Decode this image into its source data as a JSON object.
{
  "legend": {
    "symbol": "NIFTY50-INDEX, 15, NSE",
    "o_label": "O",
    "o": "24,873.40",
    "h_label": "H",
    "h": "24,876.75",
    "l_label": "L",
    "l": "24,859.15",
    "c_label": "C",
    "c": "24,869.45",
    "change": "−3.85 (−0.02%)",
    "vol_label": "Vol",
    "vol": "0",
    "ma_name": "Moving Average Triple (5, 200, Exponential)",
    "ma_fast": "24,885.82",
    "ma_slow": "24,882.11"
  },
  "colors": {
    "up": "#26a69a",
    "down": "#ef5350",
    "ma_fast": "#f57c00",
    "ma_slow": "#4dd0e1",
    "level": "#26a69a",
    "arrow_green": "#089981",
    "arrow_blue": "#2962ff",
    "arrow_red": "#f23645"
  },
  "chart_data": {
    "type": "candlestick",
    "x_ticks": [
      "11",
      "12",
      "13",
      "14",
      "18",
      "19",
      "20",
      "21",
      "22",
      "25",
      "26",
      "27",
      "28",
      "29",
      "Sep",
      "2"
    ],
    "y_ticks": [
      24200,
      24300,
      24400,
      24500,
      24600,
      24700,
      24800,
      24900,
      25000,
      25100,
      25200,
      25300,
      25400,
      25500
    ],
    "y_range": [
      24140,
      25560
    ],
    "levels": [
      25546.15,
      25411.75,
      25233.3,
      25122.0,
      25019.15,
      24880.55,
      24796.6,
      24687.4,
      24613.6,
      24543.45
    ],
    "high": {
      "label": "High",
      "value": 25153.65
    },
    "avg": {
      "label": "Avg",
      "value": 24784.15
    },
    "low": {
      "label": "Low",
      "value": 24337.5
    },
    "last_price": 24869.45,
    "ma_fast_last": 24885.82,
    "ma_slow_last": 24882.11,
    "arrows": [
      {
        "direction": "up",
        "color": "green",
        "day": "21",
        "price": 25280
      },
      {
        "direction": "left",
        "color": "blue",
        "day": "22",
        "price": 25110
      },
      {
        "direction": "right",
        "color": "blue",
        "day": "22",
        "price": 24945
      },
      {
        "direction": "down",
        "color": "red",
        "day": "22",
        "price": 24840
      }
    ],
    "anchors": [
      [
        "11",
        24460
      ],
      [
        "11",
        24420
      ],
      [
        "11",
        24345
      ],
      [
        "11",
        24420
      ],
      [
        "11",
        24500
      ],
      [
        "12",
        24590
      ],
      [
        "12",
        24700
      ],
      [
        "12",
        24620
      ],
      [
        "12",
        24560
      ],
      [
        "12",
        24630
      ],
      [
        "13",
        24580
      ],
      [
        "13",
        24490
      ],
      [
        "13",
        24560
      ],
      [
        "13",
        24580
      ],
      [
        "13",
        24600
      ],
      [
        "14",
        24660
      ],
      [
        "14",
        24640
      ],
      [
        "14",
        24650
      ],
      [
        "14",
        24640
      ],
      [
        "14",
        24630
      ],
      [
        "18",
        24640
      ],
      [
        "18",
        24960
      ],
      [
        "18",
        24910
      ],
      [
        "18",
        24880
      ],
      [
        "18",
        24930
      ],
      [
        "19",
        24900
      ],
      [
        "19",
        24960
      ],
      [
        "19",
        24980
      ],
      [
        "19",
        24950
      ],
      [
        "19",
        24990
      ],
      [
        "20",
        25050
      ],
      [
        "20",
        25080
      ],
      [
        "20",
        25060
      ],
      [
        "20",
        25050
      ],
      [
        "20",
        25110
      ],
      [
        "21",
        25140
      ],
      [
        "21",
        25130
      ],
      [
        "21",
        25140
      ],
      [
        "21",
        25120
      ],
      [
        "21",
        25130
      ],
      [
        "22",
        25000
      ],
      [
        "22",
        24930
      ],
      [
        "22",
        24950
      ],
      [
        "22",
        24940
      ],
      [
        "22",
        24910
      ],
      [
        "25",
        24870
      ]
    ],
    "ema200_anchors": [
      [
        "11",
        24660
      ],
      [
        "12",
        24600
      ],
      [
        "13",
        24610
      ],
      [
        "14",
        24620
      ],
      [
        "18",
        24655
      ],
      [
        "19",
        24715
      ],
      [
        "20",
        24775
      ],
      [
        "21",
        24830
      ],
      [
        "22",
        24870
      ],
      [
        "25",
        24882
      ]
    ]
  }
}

:: The task ::
Reproduce the entries above exactly.

:: Result ::
Decode this image into its source data as a JSON object.
{
  "legend": {
    "symbol": "NIFTY50-INDEX, 15, NSE",
    "o_label": "O",
    "o": "24,873.40",
    "h_label": "H",
    "h": "24,876.75",
    "l_label": "L",
    "l": "24,859.15",
    "c_label": "C",
    "c": "24,869.45",
    "change": "−3.85 (−0.02%)",
    "vol_label": "Vol",
    "vol": "0",
    "ma_name": "Moving Average Triple (5, 200, Exponential)",
    "ma_fast": "24,885.82",
    "ma_slow": "24,882.11"
  },
  "colors": {
    "up": "#26a69a",
    "down": "#ef5350",
    "ma_fast": "#f57c00",
    "ma_slow": "#4dd0e1",
    "level": "#26a69a",
    "arrow_green": "#089981",
    "arrow_blue": "#2962ff",
    "arrow_red": "#f23645"
  },
  "chart_data": {
    "type": "candlestick",
    "x_ticks": [
      "11",
      "12",
      "13",
      "14",
      "18",
      "19",
      "20",
      "21",
      "22",
      "25",
      "26",
      "27",
      "28",
      "29",
      "Sep",
      "2"
    ],
    "y_ticks": [
      24200,
      24300,
      24400,
      24500,
      24600,
      24700,
      24800,
      24900,
      25000,
      25100,
      25200,
      25300,
      25400,
      25500
    ],
    "y_range": [
      24140,
      25560
    ],
    "levels": [
      25546.15,
      25411.75,
      25233.3,
      25122.0,
      25019.15,
      24880.55,
      24796.6,
      24687.4,
      24613.6,
      24543.45
    ],
    "high": {
      "label": "High",
      "value": 25153.65
    },
    "avg": {
      "label": "Avg",
      "value": 24784.15
    },
    "low": {
      "label": "Low",
      "value": 24337.5
    },
    "last_price": 24869.45,
    "ma_fast_last": 24885.82,
    "ma_slow_last": 24882.11,
    "arrows": [
      {
        "direction": "up",
        "color": "green",
        "day": "21",
        "price": 25280
      },
      {
        "direction": "left",
        "color": "blue",
        "day": "22",
        "price": 25110
      },
      {
        "direction": "right",
        "color": "blue",
        "day": "22",
        "price": 24945
      },
      {
        "direction": "down",
        "color": "red",
        "day": "22",
        "price": 24840
      }
    ],
    "anchors": [
      [
        "11",
        24460
      ],
      [
        "11",
        24420
      ],
      [
        "11",
        24345
      ],
      [
        "11",
        24420
      ],
      [
        "11",
        24500
      ],
      [
        "12",
        24590
      ],
      [
        "12",
        24700
      ],
      [
        "12",
        24620
      ],
      [
        "12",
        24560
      ],
      [
        "12",
        24630
      ],
      [
        "13",
        24580
      ],
      [
        "13",
        24490
      ],
      [
        "13",
        24560
      ],
      [
        "13",
        24580
      ],
      [
        "13",
        24600
      ],
      [
        "14",
        24660
      ],
      [
        "14",
        24640
      ],
      [
        "14",
        24650
      ],
      [
        "14",
        24640
      ],
      [
        "14",
        24630
      ],
      [
        "18",
        24640
      ],
      [
        "18",
        24960
      ],
      [
        "18",
        24910
      ],
      [
        "18",
        24880
      ],
      [
        "18",
        24930
      ],
      [
        "19",
        24900
      ],
      [
        "19",
        24960
      ],
      [
        "19",
        24980
      ],
      [
        "19",
        24950
      ],
      [
        "19",
        24990
      ],
      [
        "20",
        25050
      ],
      [
        "20",
        25080
      ],
      [
        "20",
        25060
      ],
      [
        "20",
        25050
      ],
      [
        "20",
        25110
      ],
      [
        "21",
        25140
      ],
      [
        "21",
        25130
      ],
      [
        "21",
        25140
      ],
      [
        "21",
        25120
      ],
      [
        "21",
        25130
      ],
      [
        "22",
        25000
      ],
      [
        "22",
        24930
      ],
      [
        "22",
        24950
      ],
      [
        "22",
        24940
      ],
      [
        "22",
        24910
      ],
      [
        "25",
        24870
      ]
    ],
    "ema200_anchors": [
      [
        "11",
        24660
      ],
      [
        "12",
        24600
      ],
      [
        "13",
        24610
      ],
      [
        "14",
        24620
      ],
      [
        "18",
        24655
      ],
      [
        "19",
        24715
      ],
      [
        "20",
        24775
      ],
      [
        "21",
        24830
      ],
      [
        "22",
        24870
      ],
      [
        "25",
        24882
      ]
    ]
  }
}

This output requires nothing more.